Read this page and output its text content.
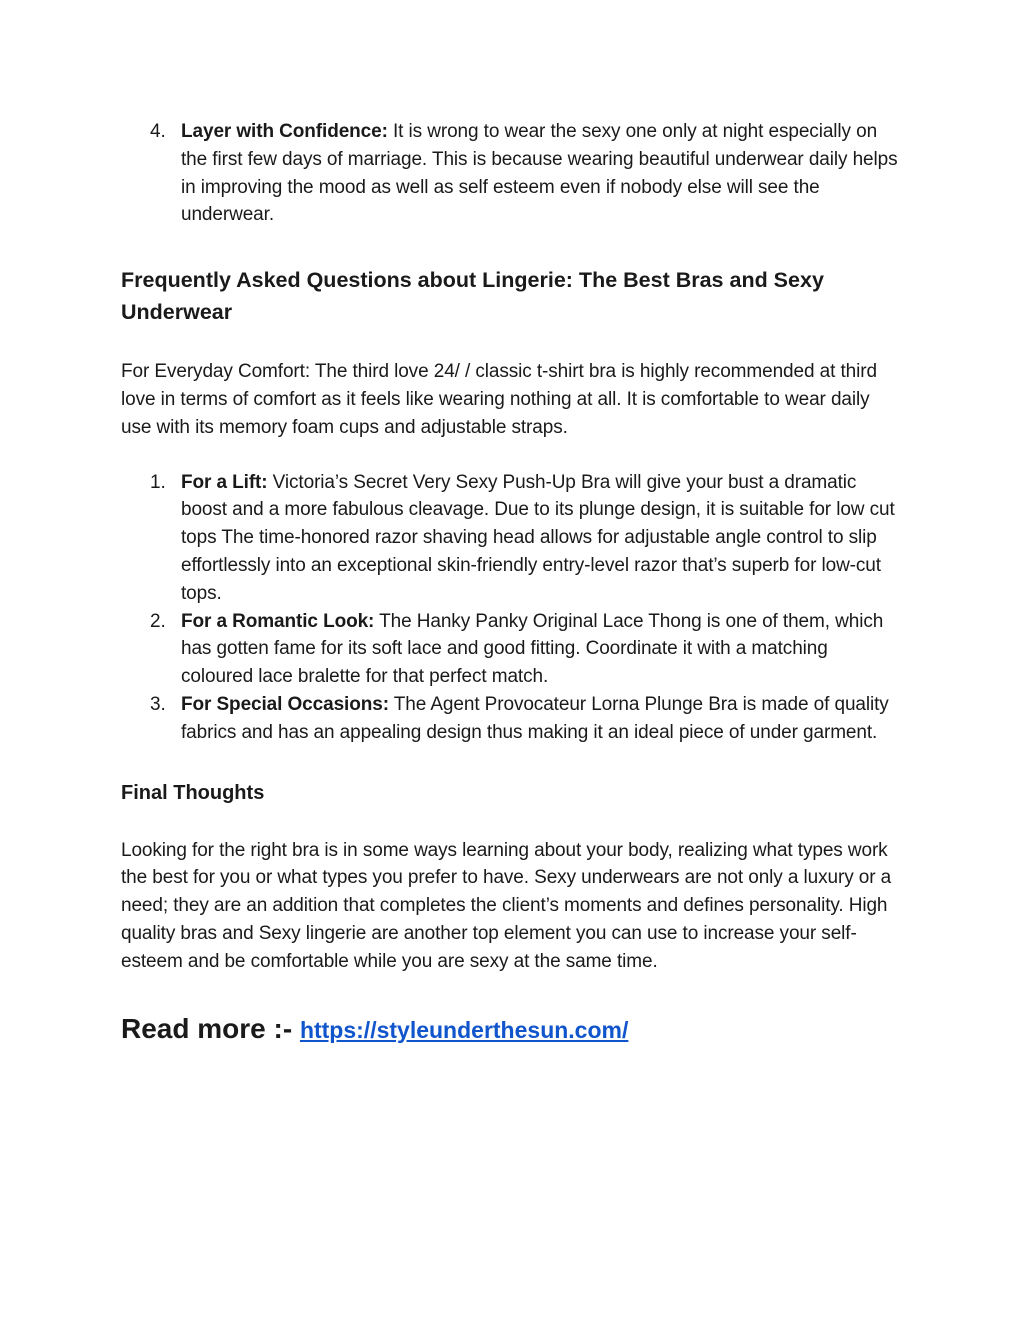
4. Layer with Confidence: It is wrong to wear the sexy one only at night especially on the first few days of marriage. This is because wearing beautiful underwear daily helps in improving the mood as well as self esteem even if nobody else will see the underwear.
Frequently Asked Questions about Lingerie: The Best Bras and Sexy Underwear

For Everyday Comfort: The third love 24/ / classic t-shirt bra is highly recommended at third love in terms of comfort as it feels like wearing nothing at all. It is comfortable to wear daily use with its memory foam cups and adjustable straps.

1. For a Lift: Victoria’s Secret Very Sexy Push-Up Bra will give your bust a dramatic boost and a more fabulous cleavage. Due to its plunge design, it is suitable for low cut tops The time-honored razor shaving head allows for adjustable angle control to slip effortlessly into an exceptional skin-friendly entry-level razor that’s superb for low-cut tops.
2. For a Romantic Look: The Hanky Panky Original Lace Thong is one of them, which has gotten fame for its soft lace and good fitting. Coordinate it with a matching coloured lace bralette for that perfect match.
3. For Special Occasions: The Agent Provocateur Lorna Plunge Bra is made of quality fabrics and has an appealing design thus making it an ideal piece of under garment.
Final Thoughts

Looking for the right bra is in some ways learning about your body, realizing what types work the best for you or what types you prefer to have. Sexy underwears are not only a luxury or a need; they are an addition that completes the client’s moments and defines personality. High quality bras and Sexy lingerie are another top element you can use to increase your self-esteem and be comfortable while you are sexy at the same time.

Read more :- https://styleunderthesun.com/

TASK OBJECTIVE = Output the lines above in full and exactly as given, omitting any pictures.

THE ANSWER =
Read this page and output its text content.
4. Layer with Confidence: It is wrong to wear the sexy one only at night especially on the first few days of marriage. This is because wearing beautiful underwear daily helps in improving the mood as well as self esteem even if nobody else will see the underwear.
Frequently Asked Questions about Lingerie: The Best Bras and Sexy Underwear

For Everyday Comfort: The third love 24/ / classic t-shirt bra is highly recommended at third love in terms of comfort as it feels like wearing nothing at all. It is comfortable to wear daily use with its memory foam cups and adjustable straps.

1. For a Lift: Victoria’s Secret Very Sexy Push-Up Bra will give your bust a dramatic boost and a more fabulous cleavage. Due to its plunge design, it is suitable for low cut tops The time-honored razor shaving head allows for adjustable angle control to slip effortlessly into an exceptional skin-friendly entry-level razor that’s superb for low-cut tops.
2. For a Romantic Look: The Hanky Panky Original Lace Thong is one of them, which has gotten fame for its soft lace and good fitting. Coordinate it with a matching coloured lace bralette for that perfect match.
3. For Special Occasions: The Agent Provocateur Lorna Plunge Bra is made of quality fabrics and has an appealing design thus making it an ideal piece of under garment.
Final Thoughts

Looking for the right bra is in some ways learning about your body, realizing what types work the best for you or what types you prefer to have. Sexy underwears are not only a luxury or a need; they are an addition that completes the client’s moments and defines personality. High quality bras and Sexy lingerie are another top element you can use to increase your self-esteem and be comfortable while you are sexy at the same time.

Read more :- https://styleunderthesun.com/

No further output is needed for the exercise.